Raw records
_____

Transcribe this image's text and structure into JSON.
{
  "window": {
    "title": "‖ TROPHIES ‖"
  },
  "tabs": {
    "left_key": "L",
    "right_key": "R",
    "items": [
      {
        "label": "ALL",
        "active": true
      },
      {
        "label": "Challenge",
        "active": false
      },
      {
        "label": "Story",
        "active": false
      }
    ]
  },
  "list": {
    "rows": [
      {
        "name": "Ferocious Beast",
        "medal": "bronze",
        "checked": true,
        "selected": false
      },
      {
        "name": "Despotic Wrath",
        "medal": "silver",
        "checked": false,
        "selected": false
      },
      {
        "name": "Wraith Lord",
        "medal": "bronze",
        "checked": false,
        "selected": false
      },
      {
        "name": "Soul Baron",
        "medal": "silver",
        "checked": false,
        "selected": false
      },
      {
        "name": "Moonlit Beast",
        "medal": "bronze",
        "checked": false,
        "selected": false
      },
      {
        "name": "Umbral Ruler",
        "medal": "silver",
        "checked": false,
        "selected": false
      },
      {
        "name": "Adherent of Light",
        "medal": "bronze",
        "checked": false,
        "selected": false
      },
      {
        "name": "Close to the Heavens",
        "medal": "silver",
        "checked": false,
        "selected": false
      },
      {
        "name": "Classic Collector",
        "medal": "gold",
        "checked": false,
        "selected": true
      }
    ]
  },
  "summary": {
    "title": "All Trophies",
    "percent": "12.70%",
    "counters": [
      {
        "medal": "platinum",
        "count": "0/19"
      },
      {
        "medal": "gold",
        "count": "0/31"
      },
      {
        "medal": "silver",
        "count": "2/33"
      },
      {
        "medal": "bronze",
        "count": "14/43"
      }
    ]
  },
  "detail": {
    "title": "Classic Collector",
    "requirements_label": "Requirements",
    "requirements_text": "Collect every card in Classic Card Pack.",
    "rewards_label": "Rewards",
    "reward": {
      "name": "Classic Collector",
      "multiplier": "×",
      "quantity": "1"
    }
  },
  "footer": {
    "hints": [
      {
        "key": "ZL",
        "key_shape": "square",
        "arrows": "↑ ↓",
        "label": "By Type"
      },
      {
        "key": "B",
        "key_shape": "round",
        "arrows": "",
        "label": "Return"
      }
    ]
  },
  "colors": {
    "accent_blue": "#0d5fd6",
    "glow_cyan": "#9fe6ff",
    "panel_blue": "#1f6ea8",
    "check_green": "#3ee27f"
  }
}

_____

Short exercise: Identify every line holding the word "name" and copy it out.

Result of the task:
        "name": "Ferocious Beast",
        "name": "Despotic Wrath",
        "name": "Wraith Lord",
        "name": "Soul Baron",
        "name": "Moonlit Beast",
        "name": "Umbral Ruler",
        "name": "Adherent of Light",
        "name": "Close to the Heavens",
        "name": "Classic Collector",
      "name": "Classic Collector",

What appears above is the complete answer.